— Listing —
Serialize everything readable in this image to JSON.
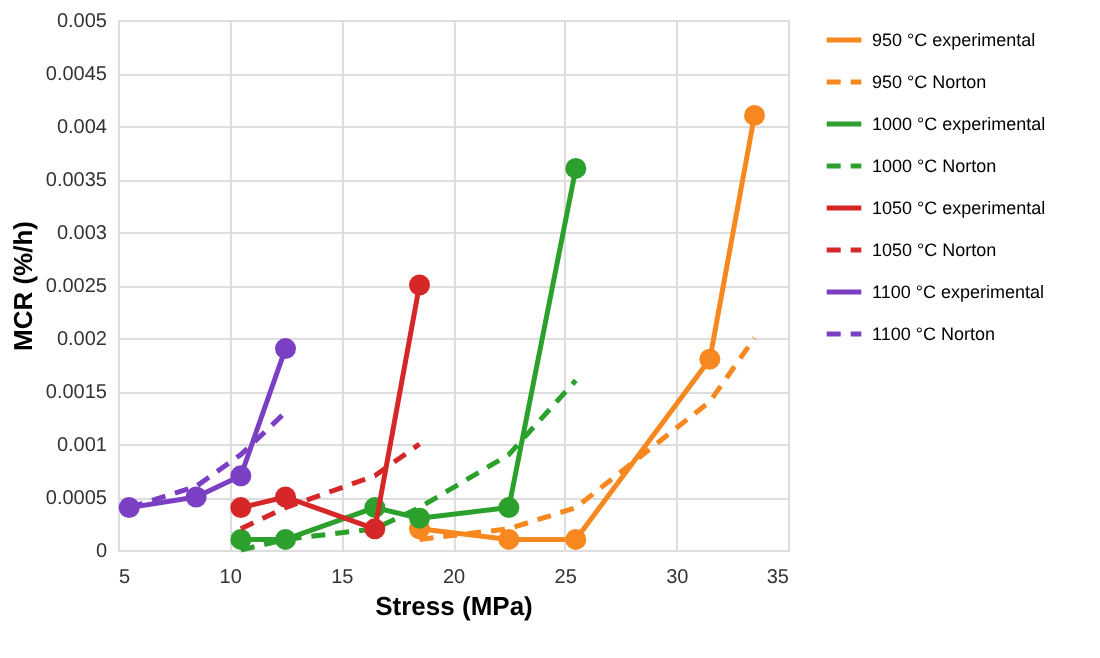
{
  "chart_data": {
    "type": "line",
    "xlabel": "Stress (MPa)",
    "ylabel": "MCR (%/h)",
    "xlim": [
      5,
      35
    ],
    "xticks": [
      5,
      10,
      15,
      20,
      25,
      30,
      35
    ],
    "ylim": [
      0,
      0.005
    ],
    "yticks": [
      0,
      0.0005,
      0.001,
      0.0015,
      0.002,
      0.0025,
      0.003,
      0.0035,
      0.004,
      0.0045,
      0.005
    ],
    "grid": true,
    "legend": "right",
    "series": [
      {
        "name": "950 °C experimental",
        "color": "#f7881f",
        "marker": "circle",
        "line_style": "solid",
        "x": [
          18.5,
          22.5,
          25.5,
          31.5,
          33.5
        ],
        "values": [
          0.0002,
          0.0001,
          0.0001,
          0.0018,
          0.0041
        ]
      },
      {
        "name": "950 °C Norton",
        "color": "#f7881f",
        "marker": "none",
        "line_style": "dashed",
        "x": [
          18.5,
          22.5,
          25.5,
          31.5,
          33.5
        ],
        "values": [
          0.0001,
          0.0002,
          0.0004,
          0.0014,
          0.002
        ]
      },
      {
        "name": "1000 °C experimental",
        "color": "#2ca02c",
        "marker": "circle",
        "line_style": "solid",
        "x": [
          10.5,
          12.5,
          16.5,
          18.5,
          22.5,
          25.5
        ],
        "values": [
          0.0001,
          0.0001,
          0.0004,
          0.0003,
          0.0004,
          0.0036
        ]
      },
      {
        "name": "1000 °C Norton",
        "color": "#2ca02c",
        "marker": "none",
        "line_style": "dashed",
        "x": [
          10.5,
          12.5,
          16.5,
          18.5,
          22.5,
          25.5
        ],
        "values": [
          0,
          0.0001,
          0.0002,
          0.0004,
          0.0009,
          0.0016
        ]
      },
      {
        "name": "1050 °C experimental",
        "color": "#d62728",
        "marker": "circle",
        "line_style": "solid",
        "x": [
          10.5,
          12.5,
          16.5,
          18.5
        ],
        "values": [
          0.0004,
          0.0005,
          0.0002,
          0.0025
        ]
      },
      {
        "name": "1050 °C Norton",
        "color": "#d62728",
        "marker": "none",
        "line_style": "dashed",
        "x": [
          10.5,
          12.5,
          16.5,
          18.5
        ],
        "values": [
          0.0002,
          0.0004,
          0.0007,
          0.001
        ]
      },
      {
        "name": "1100 °C experimental",
        "color": "#7b3fc4",
        "marker": "circle",
        "line_style": "solid",
        "x": [
          5.5,
          8.5,
          10.5,
          12.5
        ],
        "values": [
          0.0004,
          0.0005,
          0.0007,
          0.0019
        ]
      },
      {
        "name": "1100 °C Norton",
        "color": "#7b3fc4",
        "marker": "none",
        "line_style": "dashed",
        "x": [
          5.5,
          8.5,
          10.5,
          12.5
        ],
        "values": [
          0.0004,
          0.0006,
          0.0009,
          0.0013
        ]
      }
    ]
  }
}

— To do —
Gather all lines where the word "experimental" appears.

— Reply —
        "name": "950 °C experimental",
        "name": "1000 °C experimental",
        "name": "1050 °C experimental",
        "name": "1100 °C experimental",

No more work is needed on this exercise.